SHORT TASK
Transcribe the records that follow in their entirety, omitting any pictures.

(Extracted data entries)
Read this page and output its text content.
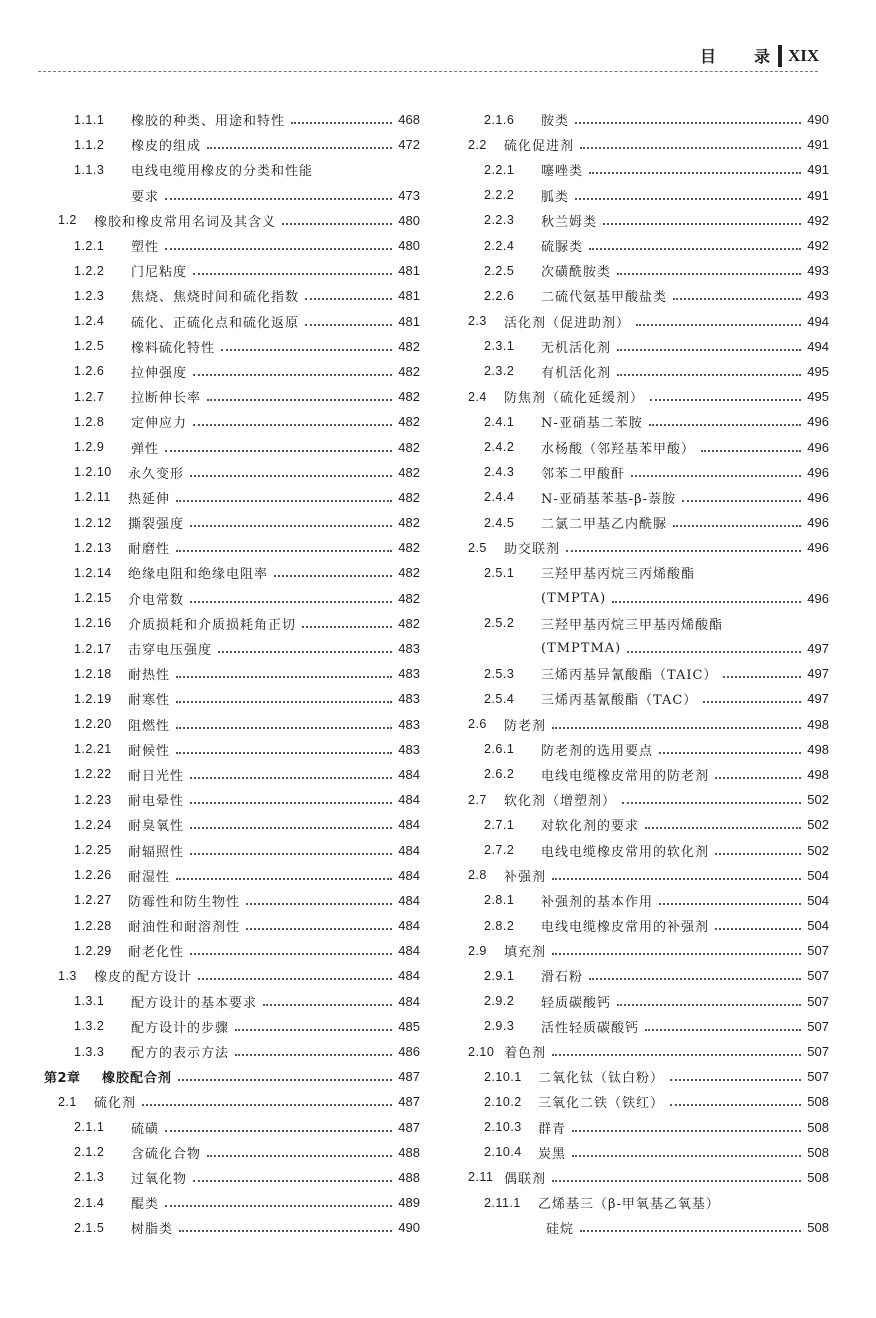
目 录 XIX
1.1.1	橡胶的种类、用途和特性	468
1.1.2	橡皮的组成	472
1.1.3	电线电缆用橡皮的分类和性能
要求	473
1.2	橡胶和橡皮常用名词及其含义	480
1.2.1	塑性	480
1.2.2	门尼粘度	481
1.2.3	焦烧、焦烧时间和硫化指数	481
1.2.4	硫化、正硫化点和硫化返原	481
1.2.5	橡料硫化特性	482
1.2.6	拉伸强度	482
1.2.7	拉断伸长率	482
1.2.8	定伸应力	482
1.2.9	弹性	482
1.2.10	永久变形	482
1.2.11	热延伸	482
1.2.12	撕裂强度	482
1.2.13	耐磨性	482
1.2.14	绝缘电阻和绝缘电阻率	482
1.2.15	介电常数	482
1.2.16	介质损耗和介质损耗角正切	482
1.2.17	击穿电压强度	483
1.2.18	耐热性	483
1.2.19	耐寒性	483
1.2.20	阻燃性	483
1.2.21	耐候性	483
1.2.22	耐日光性	484
1.2.23	耐电晕性	484
1.2.24	耐臭氧性	484
1.2.25	耐辐照性	484
1.2.26	耐湿性	484
1.2.27	防霉性和防生物性	484
1.2.28	耐油性和耐溶剂性	484
1.2.29	耐老化性	484
1.3	橡皮的配方设计	484
1.3.1	配方设计的基本要求	484
1.3.2	配方设计的步骤	485
1.3.3	配方的表示方法	486
第2章	橡胶配合剂	487
2.1	硫化剂	487
2.1.1	硫磺	487
2.1.2	含硫化合物	488
2.1.3	过氧化物	488
2.1.4	醌类	489
2.1.5	树脂类	490
2.1.6	胺类	490
2.2	硫化促进剂	491
2.2.1	噻唑类	491
2.2.2	胍类	491
2.2.3	秋兰姆类	492
2.2.4	硫脲类	492
2.2.5	次磺酰胺类	493
2.2.6	二硫代氨基甲酸盐类	493
2.3	活化剂（促进助剂）	494
2.3.1	无机活化剂	494
2.3.2	有机活化剂	495
2.4	防焦剂（硫化延缓剂）	495
2.4.1	N-亚硝基二苯胺	496
2.4.2	水杨酸（邻羟基苯甲酸）	496
2.4.3	邻苯二甲酸酐	496
2.4.4	N-亚硝基苯基-β-萘胺	496
2.4.5	二氯二甲基乙内酰脲	496
2.5	助交联剂	496
2.5.1	三羟甲基丙烷三丙烯酸酯
(TMPTA)	496
2.5.2	三羟甲基丙烷三甲基丙烯酸酯
(TMPTMA)	497
2.5.3	三烯丙基异氰酸酯（TAIC）	497
2.5.4	三烯丙基氰酸酯（TAC）	497
2.6	防老剂	498
2.6.1	防老剂的选用要点	498
2.6.2	电线电缆橡皮常用的防老剂	498
2.7	软化剂（增塑剂）	502
2.7.1	对软化剂的要求	502
2.7.2	电线电缆橡皮常用的软化剂	502
2.8	补强剂	504
2.8.1	补强剂的基本作用	504
2.8.2	电线电缆橡皮常用的补强剂	504
2.9	填充剂	507
2.9.1	滑石粉	507
2.9.2	轻质碳酸钙	507
2.9.3	活性轻质碳酸钙	507
2.10 着色剂	507
2.10.1	二氧化钛（钛白粉）	507
2.10.2	三氧化二铁（铁红）	508
2.10.3	群青	508
2.10.4	炭黑	508
2.11 偶联剂	508
2.11.1	乙烯基三（β-甲氧基乙氧基）
硅烷	508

WRITTEN RESPONSE
Read this page and output its text content.
目 录 XIX
1.1.1	橡胶的种类、用途和特性	468
1.1.2	橡皮的组成	472
1.1.3	电线电缆用橡皮的分类和性能
要求	473
1.2	橡胶和橡皮常用名词及其含义	480
1.2.1	塑性	480
1.2.2	门尼粘度	481
1.2.3	焦烧、焦烧时间和硫化指数	481
1.2.4	硫化、正硫化点和硫化返原	481
1.2.5	橡料硫化特性	482
1.2.6	拉伸强度	482
1.2.7	拉断伸长率	482
1.2.8	定伸应力	482
1.2.9	弹性	482
1.2.10	永久变形	482
1.2.11	热延伸	482
1.2.12	撕裂强度	482
1.2.13	耐磨性	482
1.2.14	绝缘电阻和绝缘电阻率	482
1.2.15	介电常数	482
1.2.16	介质损耗和介质损耗角正切	482
1.2.17	击穿电压强度	483
1.2.18	耐热性	483
1.2.19	耐寒性	483
1.2.20	阻燃性	483
1.2.21	耐候性	483
1.2.22	耐日光性	484
1.2.23	耐电晕性	484
1.2.24	耐臭氧性	484
1.2.25	耐辐照性	484
1.2.26	耐湿性	484
1.2.27	防霉性和防生物性	484
1.2.28	耐油性和耐溶剂性	484
1.2.29	耐老化性	484
1.3	橡皮的配方设计	484
1.3.1	配方设计的基本要求	484
1.3.2	配方设计的步骤	485
1.3.3	配方的表示方法	486
第2章	橡胶配合剂	487
2.1	硫化剂	487
2.1.1	硫磺	487
2.1.2	含硫化合物	488
2.1.3	过氧化物	488
2.1.4	醌类	489
2.1.5	树脂类	490
2.1.6	胺类	490
2.2	硫化促进剂	491
2.2.1	噻唑类	491
2.2.2	胍类	491
2.2.3	秋兰姆类	492
2.2.4	硫脲类	492
2.2.5	次磺酰胺类	493
2.2.6	二硫代氨基甲酸盐类	493
2.3	活化剂（促进助剂）	494
2.3.1	无机活化剂	494
2.3.2	有机活化剂	495
2.4	防焦剂（硫化延缓剂）	495
2.4.1	N-亚硝基二苯胺	496
2.4.2	水杨酸（邻羟基苯甲酸）	496
2.4.3	邻苯二甲酸酐	496
2.4.4	N-亚硝基苯基-β-萘胺	496
2.4.5	二氯二甲基乙内酰脲	496
2.5	助交联剂	496
2.5.1	三羟甲基丙烷三丙烯酸酯
(TMPTA)	496
2.5.2	三羟甲基丙烷三甲基丙烯酸酯
(TMPTMA)	497
2.5.3	三烯丙基异氰酸酯（TAIC）	497
2.5.4	三烯丙基氰酸酯（TAC）	497
2.6	防老剂	498
2.6.1	防老剂的选用要点	498
2.6.2	电线电缆橡皮常用的防老剂	498
2.7	软化剂（增塑剂）	502
2.7.1	对软化剂的要求	502
2.7.2	电线电缆橡皮常用的软化剂	502
2.8	补强剂	504
2.8.1	补强剂的基本作用	504
2.8.2	电线电缆橡皮常用的补强剂	504
2.9	填充剂	507
2.9.1	滑石粉	507
2.9.2	轻质碳酸钙	507
2.9.3	活性轻质碳酸钙	507
2.10 着色剂	507
2.10.1	二氧化钛（钛白粉）	507
2.10.2	三氧化二铁（铁红）	508
2.10.3	群青	508
2.10.4	炭黑	508
2.11 偶联剂	508
2.11.1	乙烯基三（β-甲氧基乙氧基）
硅烷	508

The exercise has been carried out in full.